Collected data -
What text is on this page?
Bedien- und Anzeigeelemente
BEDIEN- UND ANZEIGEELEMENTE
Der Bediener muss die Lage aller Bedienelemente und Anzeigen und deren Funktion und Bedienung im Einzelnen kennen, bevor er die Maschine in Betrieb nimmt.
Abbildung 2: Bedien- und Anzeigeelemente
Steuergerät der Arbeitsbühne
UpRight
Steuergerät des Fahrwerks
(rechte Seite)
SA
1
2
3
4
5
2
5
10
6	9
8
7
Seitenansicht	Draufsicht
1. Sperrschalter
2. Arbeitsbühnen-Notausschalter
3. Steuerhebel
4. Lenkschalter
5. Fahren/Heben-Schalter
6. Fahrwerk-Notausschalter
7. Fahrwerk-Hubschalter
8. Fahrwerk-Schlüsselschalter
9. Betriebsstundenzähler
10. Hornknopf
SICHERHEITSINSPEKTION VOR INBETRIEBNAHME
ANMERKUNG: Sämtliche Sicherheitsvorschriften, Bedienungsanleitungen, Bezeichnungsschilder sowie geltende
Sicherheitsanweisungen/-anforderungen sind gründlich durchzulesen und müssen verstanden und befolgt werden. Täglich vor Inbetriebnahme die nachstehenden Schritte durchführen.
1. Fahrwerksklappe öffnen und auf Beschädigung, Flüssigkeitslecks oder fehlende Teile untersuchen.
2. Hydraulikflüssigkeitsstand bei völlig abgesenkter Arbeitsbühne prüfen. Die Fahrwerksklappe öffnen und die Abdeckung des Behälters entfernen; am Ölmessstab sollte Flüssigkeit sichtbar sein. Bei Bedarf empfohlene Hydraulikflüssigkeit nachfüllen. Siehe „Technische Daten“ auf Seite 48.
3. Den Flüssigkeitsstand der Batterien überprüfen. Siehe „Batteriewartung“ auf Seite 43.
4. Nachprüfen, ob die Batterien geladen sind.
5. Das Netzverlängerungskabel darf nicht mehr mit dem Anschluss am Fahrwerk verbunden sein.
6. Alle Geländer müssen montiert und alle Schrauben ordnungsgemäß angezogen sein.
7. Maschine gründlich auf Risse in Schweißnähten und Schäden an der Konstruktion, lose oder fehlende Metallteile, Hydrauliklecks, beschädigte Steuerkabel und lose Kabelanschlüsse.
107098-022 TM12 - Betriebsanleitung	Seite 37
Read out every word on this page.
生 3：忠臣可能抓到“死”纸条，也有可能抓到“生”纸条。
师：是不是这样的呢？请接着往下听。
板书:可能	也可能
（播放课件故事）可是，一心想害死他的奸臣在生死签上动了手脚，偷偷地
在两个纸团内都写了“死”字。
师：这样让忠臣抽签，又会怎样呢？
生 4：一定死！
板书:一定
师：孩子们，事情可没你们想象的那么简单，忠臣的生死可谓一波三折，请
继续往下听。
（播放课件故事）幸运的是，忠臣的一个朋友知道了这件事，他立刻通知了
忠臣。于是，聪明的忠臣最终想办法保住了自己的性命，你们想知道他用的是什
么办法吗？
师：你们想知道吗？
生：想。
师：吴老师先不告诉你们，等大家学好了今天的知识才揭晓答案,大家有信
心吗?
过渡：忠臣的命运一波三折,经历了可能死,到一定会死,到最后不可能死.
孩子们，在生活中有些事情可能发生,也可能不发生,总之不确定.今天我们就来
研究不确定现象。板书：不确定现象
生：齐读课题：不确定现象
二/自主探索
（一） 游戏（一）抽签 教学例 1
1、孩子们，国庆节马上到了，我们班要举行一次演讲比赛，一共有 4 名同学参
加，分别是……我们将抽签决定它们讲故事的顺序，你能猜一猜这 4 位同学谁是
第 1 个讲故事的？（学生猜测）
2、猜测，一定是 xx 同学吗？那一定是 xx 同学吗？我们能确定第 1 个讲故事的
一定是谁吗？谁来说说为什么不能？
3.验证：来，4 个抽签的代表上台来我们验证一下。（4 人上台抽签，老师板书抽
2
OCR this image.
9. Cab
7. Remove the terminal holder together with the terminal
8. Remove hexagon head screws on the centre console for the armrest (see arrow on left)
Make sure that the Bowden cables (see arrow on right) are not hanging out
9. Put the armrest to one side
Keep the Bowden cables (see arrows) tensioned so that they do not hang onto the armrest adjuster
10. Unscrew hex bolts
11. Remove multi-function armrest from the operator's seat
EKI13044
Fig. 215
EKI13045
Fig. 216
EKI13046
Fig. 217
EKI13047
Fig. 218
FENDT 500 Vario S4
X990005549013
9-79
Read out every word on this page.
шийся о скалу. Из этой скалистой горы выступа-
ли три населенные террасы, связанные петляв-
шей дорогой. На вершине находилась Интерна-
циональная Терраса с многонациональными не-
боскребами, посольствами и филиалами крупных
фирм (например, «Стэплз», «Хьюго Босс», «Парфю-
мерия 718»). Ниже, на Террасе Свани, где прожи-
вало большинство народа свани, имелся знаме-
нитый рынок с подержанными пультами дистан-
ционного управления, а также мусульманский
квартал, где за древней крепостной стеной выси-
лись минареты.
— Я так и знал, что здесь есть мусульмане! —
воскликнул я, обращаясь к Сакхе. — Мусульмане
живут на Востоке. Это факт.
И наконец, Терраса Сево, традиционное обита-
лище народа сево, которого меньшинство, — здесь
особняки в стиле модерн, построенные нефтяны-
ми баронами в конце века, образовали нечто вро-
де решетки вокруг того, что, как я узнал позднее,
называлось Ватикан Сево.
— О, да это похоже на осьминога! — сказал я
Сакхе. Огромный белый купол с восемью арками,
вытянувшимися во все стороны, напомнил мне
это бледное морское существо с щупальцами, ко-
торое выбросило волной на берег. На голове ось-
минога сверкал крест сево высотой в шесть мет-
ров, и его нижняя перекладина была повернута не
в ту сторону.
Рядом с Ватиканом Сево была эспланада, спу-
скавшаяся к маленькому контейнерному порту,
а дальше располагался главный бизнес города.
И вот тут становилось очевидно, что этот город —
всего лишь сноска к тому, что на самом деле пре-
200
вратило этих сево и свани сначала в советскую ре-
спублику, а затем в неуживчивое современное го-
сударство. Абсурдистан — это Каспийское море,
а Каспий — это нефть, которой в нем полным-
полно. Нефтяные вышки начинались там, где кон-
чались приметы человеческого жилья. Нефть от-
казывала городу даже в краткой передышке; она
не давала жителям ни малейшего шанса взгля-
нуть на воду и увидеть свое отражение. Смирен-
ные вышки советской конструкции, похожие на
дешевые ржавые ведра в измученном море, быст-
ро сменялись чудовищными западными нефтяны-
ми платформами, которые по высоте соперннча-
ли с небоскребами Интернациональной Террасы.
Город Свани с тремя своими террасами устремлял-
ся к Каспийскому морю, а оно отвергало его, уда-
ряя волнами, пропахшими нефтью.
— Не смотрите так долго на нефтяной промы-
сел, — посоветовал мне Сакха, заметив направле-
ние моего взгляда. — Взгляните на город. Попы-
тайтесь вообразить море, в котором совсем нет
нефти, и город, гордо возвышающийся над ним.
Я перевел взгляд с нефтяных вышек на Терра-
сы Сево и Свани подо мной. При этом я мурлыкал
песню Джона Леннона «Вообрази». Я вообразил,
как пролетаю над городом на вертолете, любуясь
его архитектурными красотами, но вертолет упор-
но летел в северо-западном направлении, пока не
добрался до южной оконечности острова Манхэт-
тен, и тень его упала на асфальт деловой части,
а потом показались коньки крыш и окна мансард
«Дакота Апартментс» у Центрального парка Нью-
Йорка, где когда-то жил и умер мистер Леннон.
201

Stated problem - Using the listing above, gather each line that holds the string "Remove" and copy it.

Exercise response -
7. Remove the terminal holder together with the terminal
8. Remove hexagon head screws on the centre console for the armrest (see arrow on left)
11. Remove multi-function armrest from the operator's seat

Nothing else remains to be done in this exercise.